§ INPUT RECORDS
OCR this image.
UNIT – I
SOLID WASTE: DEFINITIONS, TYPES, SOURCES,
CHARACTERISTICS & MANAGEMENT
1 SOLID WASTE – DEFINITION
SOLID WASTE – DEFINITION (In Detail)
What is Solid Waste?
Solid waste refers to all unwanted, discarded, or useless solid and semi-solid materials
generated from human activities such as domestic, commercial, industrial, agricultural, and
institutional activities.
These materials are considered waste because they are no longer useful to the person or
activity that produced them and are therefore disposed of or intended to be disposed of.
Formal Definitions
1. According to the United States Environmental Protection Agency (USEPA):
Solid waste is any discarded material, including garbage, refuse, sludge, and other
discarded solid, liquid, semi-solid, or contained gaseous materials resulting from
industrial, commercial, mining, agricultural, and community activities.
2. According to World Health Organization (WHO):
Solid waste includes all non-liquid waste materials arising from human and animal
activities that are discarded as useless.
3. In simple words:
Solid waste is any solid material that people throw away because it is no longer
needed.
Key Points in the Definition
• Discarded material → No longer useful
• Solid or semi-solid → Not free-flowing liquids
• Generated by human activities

§ REQUIRED WORK
In how many lines of the data does the string "According" appear? Give only the number.

§ COMPLETE RESPONSE
2